- _PAGE EXCERPT_

·····

Treasury prices, already under pressure, fell further on Thursday as the U.S. government's auction of 30-year bonds was met with weak demand.
The Treasury Department auctioned $13 billion in 30-year bonds at a high yield of 2.597 percent. The bid-to-cover ratio, an indicator of demand, was 2.18, the lowest since May 2014. The bid-to-cover ratio was much weaker than the 2.42 recent average.
The benchmark 10-year yield was up 5 basis points at 1.96 percent, while the 30-year yield was up 7 basis points at 2.60 percent—well above the market rate at the time of sale. Treasury yields move inversely to bond prices.
The yield hovered near its highest in a week at 0.5438 percent.
Indirect bidders, which include major central banks, were awarded 51.3 percent, while direct bidders, which includes domestic money managers, brought 7 percent. Dealers took 41.8 percent of the auction, which was above the one-year average of 35 percent.
Peter Boockvar, chief market analyst at the Lindsey Group, said U.S. yields are "very sticky" around their current levels.
"Bottom line, the 30 yr is somewhat of a different animal relative to other parts of the curve in terms of gauging market sentiment because pension funds and insurance companies are big players," Boockvar said in an emailed statement. "That said, today's poor auction is influencing the whole curve..."

·····

- _EXCERPTED RECORDS_

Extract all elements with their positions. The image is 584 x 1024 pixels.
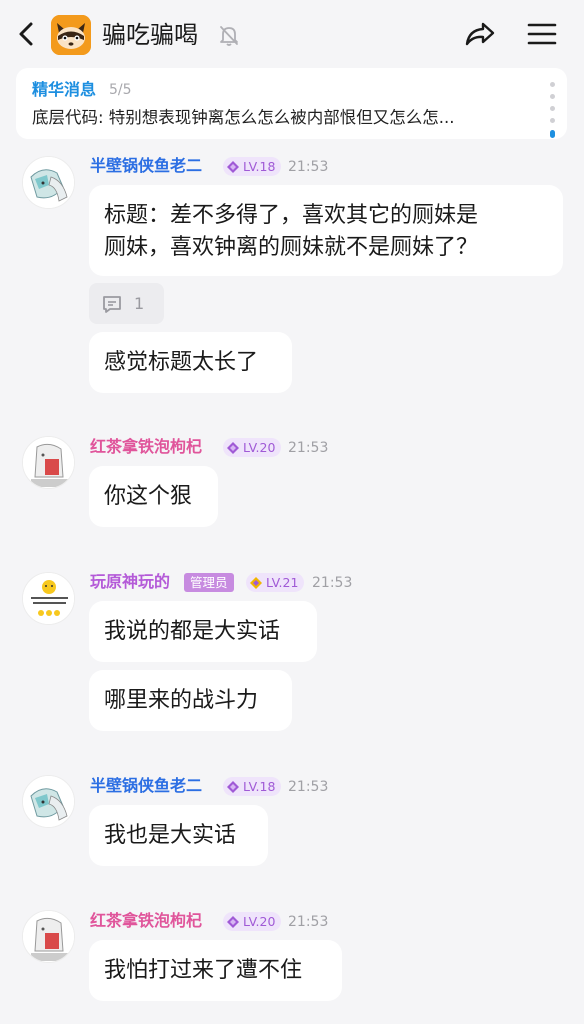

·····

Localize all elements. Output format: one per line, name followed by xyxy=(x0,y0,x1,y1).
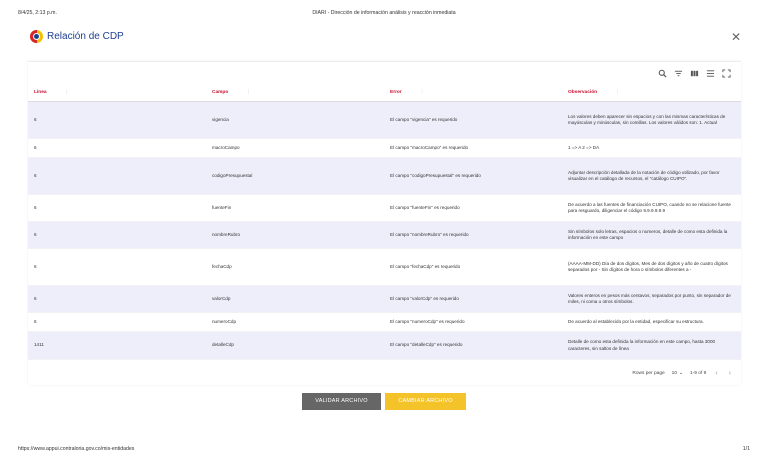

·····

- _STATED EXERCISE_
Continue the article above on the weak 30-year Treasury bond auction, picking up right after its final sentence.

- _RESPONSE TO THIS EXERCISE_
U.S. yields were initially lower as the German 10-year Bund yield fell to a record low of 0.151 percent, more than 1.75 percentage points below its U.S. counterpart.
European yields have fallen since the European Central Bank embarked on its 1.1 trillion euro bond purchase program aimed to combat deflation.
While the euro zone economy has struggled, the United States has been on a modest growth track with steady reduction in unemployment. This has raised discussion at the Federal Reserve whether it may be time to end its near zero interest rate policy it adopted at the end of 2008.
"We hear every day about all the foreign money that is going to compress US Treasury yields relative to overseas yields, in Europe and Japan in particular," Boockvar said. "While maybe there is money flowing from overseas, US yields are remaining very sticky around current levels."
On Thursday, the Labor Department said workers filing for first-time jobless benefits totaled 281,000 last week, less than what analysts had forecast.
The four-week average of claims fell to its lowest since 2000. This gauge of labor conditions followed a disappointing March payrolls report that showed a sharp deceleration in hirings.
Reuters contributed to this report.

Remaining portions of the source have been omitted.